**Texto da página**
□ □ □ □ □

Não existe um comportamento esperado, durante a dinâmica, que seja pré-definido. O candidato deve saber seus limites e potencialidades para que haja um respeito consigo e com os outros participantes. Portanto, independente do processo seletivo, deve ser espontâneo, objetivo, flexível e coerente. Deve colocar suas ideias e as opiniões de forma coesa e enxergar o este processo como um aprendizado pessoal e profissional.

Quanto ao comportamento do candidato, como já foi observado, este deve ser o mais espontâneo possível para não transparecer um comportamento “artificial”. É melhor ser espontâneo, porém seguro. Pois, as chances de uma má avaliação são menores.

Depois da atividade deve-se deixar o grupo falar, já que sem esse “espaço” mata-se todo o fruto da experiência. É importante elaborar algumas perguntas que permitam a todos extravasarem seus sentimentos, de realização ou de frustração, para somente depois começar a correlacionar a experiência com a realidade do nosso dia a dia profissional.

A contextualização com a realidade deve ser obtida do próprio grupo, através de perguntas previamente elaboradas. As afirmações feitas pelo coordenador não possuem a mesma força que as descobertas realizadas pelo grupo. Por outro lado, se o grupo não percebeu algum aspecto interessante do ponto de vista do coordenador, de nada adianta ressaltar esse aspecto, pois isso não aconteceu do ponto de vista do grupo. O coordenador deve desenvolver a habilidade de explorar ao máximo as conclusões do grupo e não o seu ponto de vista (reescrever).

Para falar em resultado é necessário observar e selecionar o público desejado, ou seja, se a pessoa não for usuária de informática ou não possuir conhecimentos mínimos para a realização desta atividade, será inviável esperar um resultado eficaz, neste caso. É necessário entender a natureza destas pessoas, seus conhecimentos e se realizam comunicação em ambiente de rede, em internet.

Acredita-se que a dinâmica de grupo virtual, em termos de funcionalidade tem alguns benefícios. Se for utilizada em um processo seletivo, considerando a natureza e aptidão do grupo, pode trazer uma grande economia para a empresa em termos de custo, já que as pessoas fazem em casa ou em algum lugar que dispuserem de computador. Com isso, a empresa não precisa reservar um ambiente com instalações como: tamanho do grupo, ventilação, água, café, acústica, iluminação, banheiros, lugar para sentar, ter duração média de 3 horas e existir em média 12 pessoas por grupo. Em alguns casos existe a necessidade de contratar consultoria (em alguns casos), oferecer coffee break. Além destes, pode existir uma grande otimização do tempo, se for considerado o deslocamento por parte do candidato e o dinheiro que este gastaria e do trabalho, pois as faltas podem ser diminuídas.

□ □ □ □ □

**Registros fornecidos**
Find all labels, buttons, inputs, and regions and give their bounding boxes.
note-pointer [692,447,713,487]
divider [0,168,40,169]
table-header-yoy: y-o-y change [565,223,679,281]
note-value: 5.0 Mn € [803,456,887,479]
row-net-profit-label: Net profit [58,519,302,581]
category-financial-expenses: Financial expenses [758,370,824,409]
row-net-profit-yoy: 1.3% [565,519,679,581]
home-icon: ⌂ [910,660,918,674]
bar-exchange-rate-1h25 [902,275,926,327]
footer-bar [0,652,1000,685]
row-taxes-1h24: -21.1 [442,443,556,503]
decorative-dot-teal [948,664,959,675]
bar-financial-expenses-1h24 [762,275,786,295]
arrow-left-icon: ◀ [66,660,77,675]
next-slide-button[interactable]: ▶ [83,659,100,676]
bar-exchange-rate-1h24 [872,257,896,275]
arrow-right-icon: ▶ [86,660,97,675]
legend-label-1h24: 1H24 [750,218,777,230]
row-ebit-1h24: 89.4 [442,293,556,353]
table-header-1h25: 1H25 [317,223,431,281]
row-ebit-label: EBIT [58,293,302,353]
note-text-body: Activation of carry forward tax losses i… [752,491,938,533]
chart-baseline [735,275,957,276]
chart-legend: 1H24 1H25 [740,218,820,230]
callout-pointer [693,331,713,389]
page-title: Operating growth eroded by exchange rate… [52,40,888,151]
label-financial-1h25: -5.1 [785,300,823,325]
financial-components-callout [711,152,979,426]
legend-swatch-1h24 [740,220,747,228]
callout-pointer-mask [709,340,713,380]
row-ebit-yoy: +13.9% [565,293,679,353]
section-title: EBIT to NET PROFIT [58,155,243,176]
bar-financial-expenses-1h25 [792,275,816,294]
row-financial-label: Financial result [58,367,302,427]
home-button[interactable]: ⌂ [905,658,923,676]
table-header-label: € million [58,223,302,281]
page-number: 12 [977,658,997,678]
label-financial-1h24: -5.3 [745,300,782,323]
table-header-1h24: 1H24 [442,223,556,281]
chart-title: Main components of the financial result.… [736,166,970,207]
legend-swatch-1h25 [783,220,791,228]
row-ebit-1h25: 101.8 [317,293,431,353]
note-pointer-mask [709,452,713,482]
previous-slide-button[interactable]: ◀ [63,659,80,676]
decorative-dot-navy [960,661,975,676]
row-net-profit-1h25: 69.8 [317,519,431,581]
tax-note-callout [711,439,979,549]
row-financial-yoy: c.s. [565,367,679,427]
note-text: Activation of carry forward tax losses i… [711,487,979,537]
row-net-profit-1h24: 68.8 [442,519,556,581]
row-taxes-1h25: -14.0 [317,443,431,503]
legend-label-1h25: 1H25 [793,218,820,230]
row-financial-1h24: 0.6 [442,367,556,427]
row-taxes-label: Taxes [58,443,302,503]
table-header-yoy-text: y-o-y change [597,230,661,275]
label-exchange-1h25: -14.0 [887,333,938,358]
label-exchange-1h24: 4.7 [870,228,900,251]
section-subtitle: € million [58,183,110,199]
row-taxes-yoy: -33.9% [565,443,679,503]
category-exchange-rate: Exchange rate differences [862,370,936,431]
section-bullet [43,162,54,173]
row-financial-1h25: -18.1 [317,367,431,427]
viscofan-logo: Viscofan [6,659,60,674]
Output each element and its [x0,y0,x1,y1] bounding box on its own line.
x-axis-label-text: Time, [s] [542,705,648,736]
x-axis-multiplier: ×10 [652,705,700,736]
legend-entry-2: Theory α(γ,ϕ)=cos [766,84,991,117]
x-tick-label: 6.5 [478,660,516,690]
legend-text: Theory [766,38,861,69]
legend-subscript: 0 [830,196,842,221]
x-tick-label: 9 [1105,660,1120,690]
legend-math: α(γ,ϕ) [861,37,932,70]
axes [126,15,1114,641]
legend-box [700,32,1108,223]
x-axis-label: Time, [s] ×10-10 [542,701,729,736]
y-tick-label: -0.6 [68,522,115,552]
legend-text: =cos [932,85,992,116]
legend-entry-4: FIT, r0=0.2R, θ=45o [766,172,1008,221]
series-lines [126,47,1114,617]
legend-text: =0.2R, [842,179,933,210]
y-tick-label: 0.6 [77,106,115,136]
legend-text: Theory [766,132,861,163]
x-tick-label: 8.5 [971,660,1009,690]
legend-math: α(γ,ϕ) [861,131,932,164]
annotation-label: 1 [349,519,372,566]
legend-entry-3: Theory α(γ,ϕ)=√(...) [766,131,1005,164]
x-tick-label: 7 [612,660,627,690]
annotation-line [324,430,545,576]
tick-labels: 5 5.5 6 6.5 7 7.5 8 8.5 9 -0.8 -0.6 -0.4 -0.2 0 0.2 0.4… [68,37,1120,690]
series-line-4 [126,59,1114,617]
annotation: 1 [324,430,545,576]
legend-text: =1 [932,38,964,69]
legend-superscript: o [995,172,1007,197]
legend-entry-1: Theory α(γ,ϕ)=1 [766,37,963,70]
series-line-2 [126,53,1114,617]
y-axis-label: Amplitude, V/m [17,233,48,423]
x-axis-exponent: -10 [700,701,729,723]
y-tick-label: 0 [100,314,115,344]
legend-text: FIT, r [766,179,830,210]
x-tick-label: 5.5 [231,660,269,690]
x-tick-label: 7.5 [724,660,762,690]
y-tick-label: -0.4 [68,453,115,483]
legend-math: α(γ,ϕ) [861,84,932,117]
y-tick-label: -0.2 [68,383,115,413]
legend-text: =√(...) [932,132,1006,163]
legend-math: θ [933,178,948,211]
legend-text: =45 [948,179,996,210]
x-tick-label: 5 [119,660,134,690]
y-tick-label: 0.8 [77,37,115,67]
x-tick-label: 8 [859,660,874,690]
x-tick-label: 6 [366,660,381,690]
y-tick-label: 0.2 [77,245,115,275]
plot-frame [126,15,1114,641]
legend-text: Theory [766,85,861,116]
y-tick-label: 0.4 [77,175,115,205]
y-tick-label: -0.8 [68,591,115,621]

□ □ □ □ □

**O que fazer**
A – Segundo o texto sobre dinâmicas de grupo, por que a contextualização com a realidade deve ser obtida do próprio grupo? Responda em uma a três frases.
B – Retome o texto sobre dinâmicas de grupo em processos seletivos a partir do ponto em que ele termina.

**Lista de respostas**
A – As afirmações feitas pelo coordenador não têm a mesma força que as descobertas realizadas pelo grupo. Além disso, se o grupo não percebeu algum aspecto, de nada adianta o coordenador ressaltá-lo, pois isso não aconteceu do ponto de vista do grupo.

B –
Sendo assim, observa-se que a dinâmica de grupo é uma ferramenta que atualmente é muito utilizada em seleção, treinamentos, e outros eventos empresariais, porém ainda muita praticada com a presença física dos participantes. Nesta, pode-se avaliar conhecimentos, habilidades e atitudes de uma forma lúdica e expressiva. Entretanto, a dinâmica de grupo realizada através de ferramentas da informática permite o questionamento quanto à eficácia e à funcionalidade, já que algumas empresas já prestam serviço utilizando este método, ou seja, esta técnica vem sendo ao mesmo tempo adotada e pouco comentada.

Logo, cabe o questionamento quanto à similaridade e utilidade se comparada à dinâmica, até então, convencional (com presença física). Será que não ver as expressões do participante, poder interferir nas suas atitudes através de um software, e conseguir esconder as emoções faz diferença em uma análise comportamental? E se esta análise for direcionada para um público especificamente “internauta”, pode trazer maiores resultados?

Kelly Guarnier – Psicóloga, formada pela UFF, com MBA em Gestão Estratégica de Pessoas, pela FGV. Atua há quatro anos em RH. Já trabalhou em empresas do segmento de energia, auditoria e consultoria tributária, comunicação e entretenimento e, atualmente, no segmento petroquímico. Já desenvolveu trabalhos em R&S, T&D, Remuneração, Consultoria Interna, Gestão de Desempenho e Competência e Carreira.